*GIVEN INSTRUCTION*:
Exactly as written, print each record in the listing.

*DATA TO USE*:
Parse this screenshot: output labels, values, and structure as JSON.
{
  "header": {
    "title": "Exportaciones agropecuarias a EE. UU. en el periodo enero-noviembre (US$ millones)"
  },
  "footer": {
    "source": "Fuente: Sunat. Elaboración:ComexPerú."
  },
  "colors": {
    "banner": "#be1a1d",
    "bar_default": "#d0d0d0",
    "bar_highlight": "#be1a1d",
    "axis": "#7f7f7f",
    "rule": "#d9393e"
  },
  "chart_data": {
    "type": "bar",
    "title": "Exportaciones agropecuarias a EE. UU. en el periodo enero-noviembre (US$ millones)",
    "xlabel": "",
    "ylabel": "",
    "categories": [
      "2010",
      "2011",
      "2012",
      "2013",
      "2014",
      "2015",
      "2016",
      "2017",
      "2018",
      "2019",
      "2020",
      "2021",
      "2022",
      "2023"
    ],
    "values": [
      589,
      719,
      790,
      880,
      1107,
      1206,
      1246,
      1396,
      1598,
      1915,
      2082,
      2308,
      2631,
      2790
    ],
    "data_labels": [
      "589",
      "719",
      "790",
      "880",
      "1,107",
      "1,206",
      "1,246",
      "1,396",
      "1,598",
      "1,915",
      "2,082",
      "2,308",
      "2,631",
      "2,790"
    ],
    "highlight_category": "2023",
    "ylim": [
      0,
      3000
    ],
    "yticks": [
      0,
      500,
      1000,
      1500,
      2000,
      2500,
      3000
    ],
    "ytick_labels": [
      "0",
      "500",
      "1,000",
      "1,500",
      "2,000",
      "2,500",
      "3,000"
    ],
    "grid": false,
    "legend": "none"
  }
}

*TASK OUTPUT*:
Parse this screenshot: output labels, values, and structure as JSON.
{
  "header": {
    "title": "Exportaciones agropecuarias a EE. UU. en el periodo enero-noviembre (US$ millones)"
  },
  "footer": {
    "source": "Fuente: Sunat. Elaboración:ComexPerú."
  },
  "colors": {
    "banner": "#be1a1d",
    "bar_default": "#d0d0d0",
    "bar_highlight": "#be1a1d",
    "axis": "#7f7f7f",
    "rule": "#d9393e"
  },
  "chart_data": {
    "type": "bar",
    "title": "Exportaciones agropecuarias a EE. UU. en el periodo enero-noviembre (US$ millones)",
    "xlabel": "",
    "ylabel": "",
    "categories": [
      "2010",
      "2011",
      "2012",
      "2013",
      "2014",
      "2015",
      "2016",
      "2017",
      "2018",
      "2019",
      "2020",
      "2021",
      "2022",
      "2023"
    ],
    "values": [
      589,
      719,
      790,
      880,
      1107,
      1206,
      1246,
      1396,
      1598,
      1915,
      2082,
      2308,
      2631,
      2790
    ],
    "data_labels": [
      "589",
      "719",
      "790",
      "880",
      "1,107",
      "1,206",
      "1,246",
      "1,396",
      "1,598",
      "1,915",
      "2,082",
      "2,308",
      "2,631",
      "2,790"
    ],
    "highlight_category": "2023",
    "ylim": [
      0,
      3000
    ],
    "yticks": [
      0,
      500,
      1000,
      1500,
      2000,
      2500,
      3000
    ],
    "ytick_labels": [
      "0",
      "500",
      "1,000",
      "1,500",
      "2,000",
      "2,500",
      "3,000"
    ],
    "grid": false,
    "legend": "none"
  }
}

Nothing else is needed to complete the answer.